* YOUR INSTRUCTIONS
Identify and reproduce every line holding the string "hand".

* DATASET EXTRACT
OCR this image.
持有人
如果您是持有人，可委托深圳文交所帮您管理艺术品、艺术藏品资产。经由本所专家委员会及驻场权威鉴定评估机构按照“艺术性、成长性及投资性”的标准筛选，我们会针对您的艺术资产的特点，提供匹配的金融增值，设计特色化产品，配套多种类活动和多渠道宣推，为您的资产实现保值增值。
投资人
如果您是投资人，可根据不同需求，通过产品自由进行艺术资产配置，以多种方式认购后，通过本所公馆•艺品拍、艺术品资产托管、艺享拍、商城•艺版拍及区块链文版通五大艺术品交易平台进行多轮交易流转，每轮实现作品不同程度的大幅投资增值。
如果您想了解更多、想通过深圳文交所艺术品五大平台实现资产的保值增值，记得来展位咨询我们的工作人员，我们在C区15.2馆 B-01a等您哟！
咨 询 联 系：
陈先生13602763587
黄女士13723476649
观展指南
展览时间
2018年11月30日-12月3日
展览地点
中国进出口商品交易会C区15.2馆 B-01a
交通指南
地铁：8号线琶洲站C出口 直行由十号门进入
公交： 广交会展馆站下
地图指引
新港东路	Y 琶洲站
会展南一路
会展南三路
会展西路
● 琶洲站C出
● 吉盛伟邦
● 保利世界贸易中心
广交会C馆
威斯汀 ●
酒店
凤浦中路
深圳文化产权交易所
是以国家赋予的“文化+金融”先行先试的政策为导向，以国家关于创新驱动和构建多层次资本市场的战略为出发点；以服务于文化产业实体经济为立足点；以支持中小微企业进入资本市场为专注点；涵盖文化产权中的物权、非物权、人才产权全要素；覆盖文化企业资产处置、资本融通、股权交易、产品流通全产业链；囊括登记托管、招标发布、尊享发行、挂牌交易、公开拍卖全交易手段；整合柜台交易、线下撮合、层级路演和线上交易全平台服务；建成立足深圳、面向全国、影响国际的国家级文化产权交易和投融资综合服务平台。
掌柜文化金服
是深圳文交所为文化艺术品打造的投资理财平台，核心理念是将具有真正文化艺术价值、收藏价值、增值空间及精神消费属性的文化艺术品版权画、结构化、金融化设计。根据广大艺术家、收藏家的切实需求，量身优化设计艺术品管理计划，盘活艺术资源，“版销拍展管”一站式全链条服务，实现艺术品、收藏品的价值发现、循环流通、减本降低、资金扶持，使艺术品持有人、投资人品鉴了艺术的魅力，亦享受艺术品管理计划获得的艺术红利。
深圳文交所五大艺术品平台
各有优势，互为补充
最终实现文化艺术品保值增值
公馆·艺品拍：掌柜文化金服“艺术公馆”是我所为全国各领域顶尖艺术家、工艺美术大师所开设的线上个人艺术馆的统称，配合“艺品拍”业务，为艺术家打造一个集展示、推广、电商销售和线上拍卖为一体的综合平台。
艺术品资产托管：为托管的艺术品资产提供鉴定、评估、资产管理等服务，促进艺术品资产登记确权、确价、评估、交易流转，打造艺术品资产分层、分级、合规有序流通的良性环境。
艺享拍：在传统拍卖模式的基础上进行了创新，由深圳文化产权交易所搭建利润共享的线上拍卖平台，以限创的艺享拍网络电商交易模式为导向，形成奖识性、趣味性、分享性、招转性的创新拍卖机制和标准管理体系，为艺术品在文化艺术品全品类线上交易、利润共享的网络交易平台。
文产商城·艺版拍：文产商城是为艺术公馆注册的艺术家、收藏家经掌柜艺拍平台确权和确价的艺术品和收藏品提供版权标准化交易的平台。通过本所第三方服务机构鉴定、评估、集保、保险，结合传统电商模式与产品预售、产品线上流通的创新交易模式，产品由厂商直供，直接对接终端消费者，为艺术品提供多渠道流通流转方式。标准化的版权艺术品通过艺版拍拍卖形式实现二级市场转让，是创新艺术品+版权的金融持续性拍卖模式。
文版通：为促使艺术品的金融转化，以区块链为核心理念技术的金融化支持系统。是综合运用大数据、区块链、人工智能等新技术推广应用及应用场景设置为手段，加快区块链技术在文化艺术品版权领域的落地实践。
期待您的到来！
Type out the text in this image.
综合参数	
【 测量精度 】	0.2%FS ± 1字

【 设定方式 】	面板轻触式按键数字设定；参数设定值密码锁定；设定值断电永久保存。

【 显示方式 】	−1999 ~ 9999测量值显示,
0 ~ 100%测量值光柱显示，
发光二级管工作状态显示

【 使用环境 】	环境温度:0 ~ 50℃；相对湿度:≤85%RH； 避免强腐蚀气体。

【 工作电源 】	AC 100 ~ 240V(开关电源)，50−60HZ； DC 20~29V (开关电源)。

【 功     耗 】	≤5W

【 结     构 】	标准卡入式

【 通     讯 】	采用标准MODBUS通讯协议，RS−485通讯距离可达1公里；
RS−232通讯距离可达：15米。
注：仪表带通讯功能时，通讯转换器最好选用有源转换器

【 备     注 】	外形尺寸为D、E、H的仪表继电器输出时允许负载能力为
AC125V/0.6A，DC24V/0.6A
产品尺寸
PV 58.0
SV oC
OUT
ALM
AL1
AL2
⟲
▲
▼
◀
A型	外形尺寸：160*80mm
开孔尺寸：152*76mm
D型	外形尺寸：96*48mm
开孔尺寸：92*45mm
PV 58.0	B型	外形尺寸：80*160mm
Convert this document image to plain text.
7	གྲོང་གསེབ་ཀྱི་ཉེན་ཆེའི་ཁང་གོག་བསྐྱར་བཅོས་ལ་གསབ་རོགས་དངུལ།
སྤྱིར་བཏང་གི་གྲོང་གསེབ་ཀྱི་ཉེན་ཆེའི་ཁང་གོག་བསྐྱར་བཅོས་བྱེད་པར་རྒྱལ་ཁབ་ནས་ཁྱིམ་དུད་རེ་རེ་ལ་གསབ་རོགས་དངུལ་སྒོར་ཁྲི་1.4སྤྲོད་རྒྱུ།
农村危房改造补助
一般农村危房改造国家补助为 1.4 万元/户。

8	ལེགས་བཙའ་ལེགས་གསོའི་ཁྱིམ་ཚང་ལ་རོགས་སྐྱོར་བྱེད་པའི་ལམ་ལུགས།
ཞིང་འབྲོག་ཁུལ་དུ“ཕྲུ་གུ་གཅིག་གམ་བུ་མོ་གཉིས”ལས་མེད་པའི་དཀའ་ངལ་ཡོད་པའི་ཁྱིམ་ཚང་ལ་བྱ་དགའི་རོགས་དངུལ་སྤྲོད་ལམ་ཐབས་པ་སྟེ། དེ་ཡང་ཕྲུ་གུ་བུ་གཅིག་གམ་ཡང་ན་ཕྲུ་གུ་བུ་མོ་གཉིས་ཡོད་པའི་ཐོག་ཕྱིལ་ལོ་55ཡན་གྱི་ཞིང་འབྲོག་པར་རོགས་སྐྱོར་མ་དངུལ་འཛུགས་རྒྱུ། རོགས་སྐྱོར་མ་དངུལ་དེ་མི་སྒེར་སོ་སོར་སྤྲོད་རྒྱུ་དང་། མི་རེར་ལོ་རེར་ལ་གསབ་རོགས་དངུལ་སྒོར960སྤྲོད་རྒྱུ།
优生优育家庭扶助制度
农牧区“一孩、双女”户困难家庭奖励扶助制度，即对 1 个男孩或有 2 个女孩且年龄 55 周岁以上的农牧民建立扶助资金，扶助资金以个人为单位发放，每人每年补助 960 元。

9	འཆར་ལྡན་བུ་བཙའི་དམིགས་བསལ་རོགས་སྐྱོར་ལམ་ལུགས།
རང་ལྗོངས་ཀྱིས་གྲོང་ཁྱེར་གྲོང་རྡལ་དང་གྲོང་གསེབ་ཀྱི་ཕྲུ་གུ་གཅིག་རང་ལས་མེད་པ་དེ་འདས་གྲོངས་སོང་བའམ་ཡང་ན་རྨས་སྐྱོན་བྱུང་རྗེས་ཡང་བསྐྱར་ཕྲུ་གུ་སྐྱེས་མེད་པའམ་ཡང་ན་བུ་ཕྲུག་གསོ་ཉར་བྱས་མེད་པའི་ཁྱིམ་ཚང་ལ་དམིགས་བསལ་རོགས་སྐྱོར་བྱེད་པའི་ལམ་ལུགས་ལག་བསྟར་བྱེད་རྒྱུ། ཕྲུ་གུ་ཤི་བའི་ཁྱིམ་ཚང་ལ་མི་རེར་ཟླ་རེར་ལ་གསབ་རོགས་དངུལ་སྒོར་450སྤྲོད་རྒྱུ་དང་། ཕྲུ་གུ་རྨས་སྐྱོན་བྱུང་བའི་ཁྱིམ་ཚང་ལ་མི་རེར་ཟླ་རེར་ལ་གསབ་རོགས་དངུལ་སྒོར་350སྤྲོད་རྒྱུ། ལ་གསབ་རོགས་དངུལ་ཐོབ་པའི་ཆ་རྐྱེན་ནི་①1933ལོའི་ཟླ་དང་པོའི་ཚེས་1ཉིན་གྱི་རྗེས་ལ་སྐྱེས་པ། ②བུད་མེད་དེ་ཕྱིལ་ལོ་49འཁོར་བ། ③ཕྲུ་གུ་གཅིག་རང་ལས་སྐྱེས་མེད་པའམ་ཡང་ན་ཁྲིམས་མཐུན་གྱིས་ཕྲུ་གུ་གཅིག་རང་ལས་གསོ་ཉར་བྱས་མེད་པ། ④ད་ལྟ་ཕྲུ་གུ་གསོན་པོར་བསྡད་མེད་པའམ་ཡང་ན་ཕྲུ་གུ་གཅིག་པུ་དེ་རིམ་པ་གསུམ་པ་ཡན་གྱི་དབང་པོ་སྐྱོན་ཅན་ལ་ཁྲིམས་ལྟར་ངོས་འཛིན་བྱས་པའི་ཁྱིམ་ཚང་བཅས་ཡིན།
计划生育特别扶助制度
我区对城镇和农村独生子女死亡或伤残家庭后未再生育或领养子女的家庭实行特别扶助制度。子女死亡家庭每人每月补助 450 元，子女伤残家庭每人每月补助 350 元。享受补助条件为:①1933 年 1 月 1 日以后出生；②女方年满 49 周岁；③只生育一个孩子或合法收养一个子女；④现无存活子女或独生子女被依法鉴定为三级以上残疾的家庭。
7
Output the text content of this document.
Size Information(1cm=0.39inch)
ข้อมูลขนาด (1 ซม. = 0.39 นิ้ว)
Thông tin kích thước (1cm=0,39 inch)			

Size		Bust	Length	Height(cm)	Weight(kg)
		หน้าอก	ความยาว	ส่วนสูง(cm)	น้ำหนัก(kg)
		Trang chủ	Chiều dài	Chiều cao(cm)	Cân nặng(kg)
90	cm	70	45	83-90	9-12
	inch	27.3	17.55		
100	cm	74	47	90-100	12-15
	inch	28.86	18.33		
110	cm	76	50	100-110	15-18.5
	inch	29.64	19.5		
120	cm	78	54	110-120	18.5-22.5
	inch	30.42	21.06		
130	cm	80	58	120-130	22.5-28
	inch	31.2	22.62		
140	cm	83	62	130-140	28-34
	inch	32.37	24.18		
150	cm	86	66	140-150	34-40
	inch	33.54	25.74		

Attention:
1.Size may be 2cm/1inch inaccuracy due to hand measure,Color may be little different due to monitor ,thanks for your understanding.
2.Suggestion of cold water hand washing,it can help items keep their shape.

* TASK SOLUTION
1.Size may be 2cm/1inch inaccuracy due to hand measure,Color may be little different due to monitor ,thanks for your understanding.
2.Suggestion of cold water hand washing,it can help items keep their shape.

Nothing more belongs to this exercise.